# Texto mostrado

En cuanto a la fortaleza de los partidos de derecha nacionales en Argentina, el estudio de Gibson (1996), centrado en este país, constituye uno de los principales referentes en la materia. Muestra que los dilemas que enfrentan los partidos conservadores -o de derecha- argentinos para construir organizaciones fuertes en el nivel nacional deben ser rastreados en el periodo oligárquico -fines de siglo XIX-, antes del advenimiento de la política de masas -periodo de democratización a inicios del siglo XX-. En concreto, los clivajes sociales en los estratos altos regionales se cristalizaron en un patrón de organización partidaria regionalmente fragmentado que impidió el desarrollo de redes nacionales e interregionales competitivas. Este evento constituye la principal causa histórica de la fragmentación de los partidos conservadores en diferentes líneas políticas provinciales hasta la actualidad, en particular si se considera la poca capacidad e incentivos de los liderazgos partidarios para cooperar con otras regiones y articular intereses entre las distintas arenas políticas (electorales, profesionales, legislativa, entre otras), además del contexto institucional mayormente informal que predomina tanto en el nivel provincial como en el nacional (Gibson 1996, 27-28). Siguiendo a Gibson (1996), la emergencia del peronismo (en referencia al Partido Justicialista [PJ]) en 1946 cristalizó la dinámica bipartidista del sistema político argentino nacional, lo que obstaculizó aún más la capacidad de las organizaciones de derecha para construir partidos interregionales fuertes por fuera de la tradicional Unión Cívica Radical (UCR) y el PJ. De hecho, ambos explotaron el potencial de las divisiones de clases regionales para forjar coaliciones multiclasistas de distinta orientación política en sus armados nacionales. Igualmente, tras la reapertura de la democracia, dichos partidos continuaron integrándose en la UCR y el PJ.12
En esta dirección, Ostiguy (1997, 2017) sostiene que la particularidad de la competencia política argentina -tras la emergencia del peronismo (1944)- reside en el modo en que los partidos se apropian de los componentes identitarios socioculturales (por ejemplo, los modos más o menos formales de vestir o hablar) y político-culturales (por ejemplo, el mayor o menor acatamiento de los procedimientos institucionales), sintetizados en el eje de conflicto antipopulismo-populismo respectivamente.13 El argumento es que dichos componentes se han politizado a tal punto que constituyen el eje de diferenciación más importante de la política argentina (Ostiguy 1997), en especial porque, mientras que las orientaciones ideológicas de los partidos varían a lo largo del tiempo, sus posiciones en torno al eje antipopulismo-populismo se mantienen relativamente estables.

# Información proporcionada
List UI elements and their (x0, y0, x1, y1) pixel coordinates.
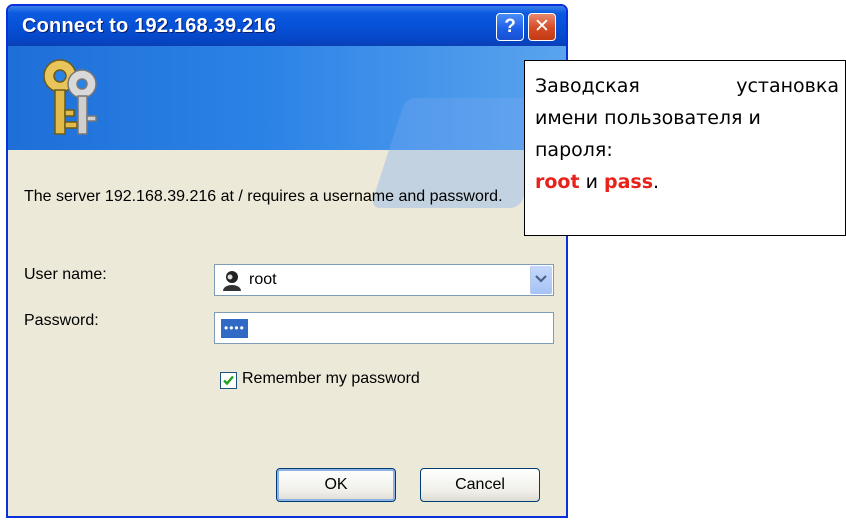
username-label: User name: (24, 266, 107, 283)
password-field[interactable]: •••• (214, 312, 554, 344)
dialog-banner (8, 46, 566, 208)
title-bar[interactable]: Connect to 192.168.39.216 ? ✕ (8, 6, 566, 46)
login-dialog: Connect to 192.168.39.216 ? ✕ The server… (6, 4, 568, 518)
cancel-button[interactable]: Cancel (420, 468, 540, 502)
dropdown-arrow-button[interactable] (530, 266, 552, 294)
callout-word-1: Заводская (535, 75, 640, 97)
callout-conjunction: и (579, 171, 604, 193)
ok-button[interactable]: OK (276, 468, 396, 502)
remember-label: Remember my password (242, 370, 420, 387)
callout-period: . (653, 171, 660, 193)
annotation-callout: Заводская установка имени пользователя и… (524, 60, 846, 236)
username-combobox[interactable]: root (214, 264, 554, 296)
keys-icon (43, 59, 97, 135)
default-username: root (535, 171, 580, 193)
window-title: Connect to 192.168.39.216 (22, 15, 277, 37)
user-icon (223, 271, 241, 291)
server-message: The server 192.168.39.216 at / requires … (24, 188, 503, 205)
dropdown-arrow-icon (535, 275, 547, 283)
remember-checkbox[interactable] (220, 372, 237, 389)
username-value: root (249, 271, 277, 288)
callout-word-2: установка (736, 75, 839, 97)
close-icon: ✕ (534, 16, 550, 37)
callout-line-4: root и pass. (535, 166, 839, 198)
callout-line-3: пароля: (535, 139, 613, 161)
password-label: Password: (24, 312, 99, 329)
help-button[interactable]: ? (496, 13, 524, 41)
callout-line-1: Заводская установка (535, 70, 839, 102)
close-button[interactable]: ✕ (528, 13, 556, 41)
help-icon: ? (504, 16, 516, 37)
password-value: •••• (221, 319, 248, 338)
callout-line-2: имени пользователя и (535, 107, 761, 129)
default-password: pass (604, 171, 654, 193)
checkmark-icon (223, 375, 234, 386)
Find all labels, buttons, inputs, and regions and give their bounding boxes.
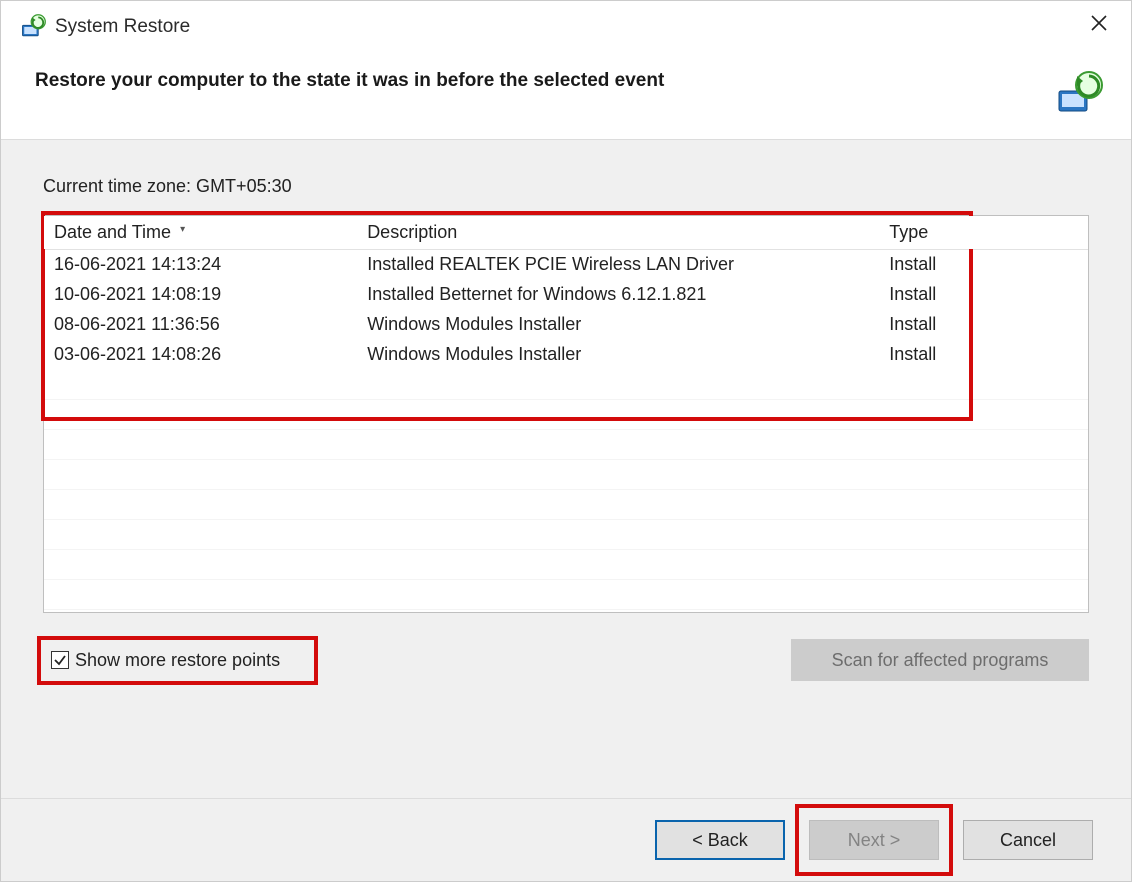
column-header-type[interactable]: Type (879, 216, 1088, 250)
table-cell-type: Install (879, 280, 1088, 310)
system-restore-window: System Restore Restore your computer to … (0, 0, 1132, 882)
cancel-button[interactable]: Cancel (963, 820, 1093, 860)
table-cell-desc: Windows Modules Installer (357, 310, 879, 340)
table-cell-type: Install (879, 250, 1088, 280)
column-header-date-label: Date and Time (54, 222, 171, 242)
table-row-empty (44, 580, 1088, 610)
titlebar: System Restore (1, 1, 1131, 49)
content-panel: Current time zone: GMT+05:30 Date and Ti… (1, 139, 1131, 799)
table-row-empty (44, 550, 1088, 580)
actions-row: Show more restore points Scan for affect… (43, 639, 1089, 681)
scan-affected-programs-button[interactable]: Scan for affected programs (791, 639, 1089, 681)
table-row[interactable]: 03-06-2021 14:08:26Windows Modules Insta… (44, 340, 1088, 370)
next-button-wrap: Next > (803, 814, 945, 866)
timezone-label: Current time zone: GMT+05:30 (43, 176, 1089, 197)
table-cell-date: 03-06-2021 14:08:26 (44, 340, 357, 370)
table-row-empty (44, 520, 1088, 550)
system-restore-large-icon (1053, 69, 1105, 121)
column-header-date[interactable]: Date and Time ▾ (44, 216, 357, 250)
header-area: Restore your computer to the state it wa… (1, 49, 1131, 139)
restore-points-table-wrap: Date and Time ▾ Description Type 16-06-2… (43, 215, 1089, 613)
table-cell-date: 16-06-2021 14:13:24 (44, 250, 357, 280)
table-row-empty (44, 400, 1088, 430)
next-button[interactable]: Next > (809, 820, 939, 860)
table-cell-date: 08-06-2021 11:36:56 (44, 310, 357, 340)
back-button[interactable]: < Back (655, 820, 785, 860)
table-cell-desc: Installed Betternet for Windows 6.12.1.8… (357, 280, 879, 310)
sort-descending-icon: ▾ (180, 224, 185, 235)
close-button[interactable] (1073, 3, 1125, 43)
column-header-description[interactable]: Description (357, 216, 879, 250)
table-cell-type: Install (879, 340, 1088, 370)
page-heading: Restore your computer to the state it wa… (35, 69, 664, 94)
show-more-wrap: Show more restore points (45, 642, 314, 679)
table-cell-desc: Windows Modules Installer (357, 340, 879, 370)
table-row-empty (44, 490, 1088, 520)
window-title: System Restore (55, 16, 190, 38)
table-cell-type: Install (879, 310, 1088, 340)
restore-points-listview[interactable]: Date and Time ▾ Description Type 16-06-2… (43, 215, 1089, 613)
system-restore-icon (19, 13, 47, 41)
table-row[interactable]: 10-06-2021 14:08:19Installed Betternet f… (44, 280, 1088, 310)
table-row-empty (44, 370, 1088, 400)
wizard-footer: < Back Next > Cancel (1, 799, 1131, 881)
table-row[interactable]: 16-06-2021 14:13:24Installed REALTEK PCI… (44, 250, 1088, 280)
table-row-empty (44, 460, 1088, 490)
table-header-row: Date and Time ▾ Description Type (44, 216, 1088, 250)
table-cell-desc: Installed REALTEK PCIE Wireless LAN Driv… (357, 250, 879, 280)
table-row-empty (44, 430, 1088, 460)
annotation-highlight-show-more (37, 636, 318, 685)
table-cell-date: 10-06-2021 14:08:19 (44, 280, 357, 310)
table-row[interactable]: 08-06-2021 11:36:56Windows Modules Insta… (44, 310, 1088, 340)
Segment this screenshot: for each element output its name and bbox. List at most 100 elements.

# Descripción de la tarea
Según el texto sobre los partidos de derecha en Argentina, ¿en qué periodo sitúa Gibson el origen de los dilemas de los partidos conservadores argentinos para construir organizaciones fuertes en el nivel nacional? Las filas son material independiente del texto.

# Respuesta completa
En el periodo oligárquico, a fines del siglo XIX, antes del advenimiento de la política de masas.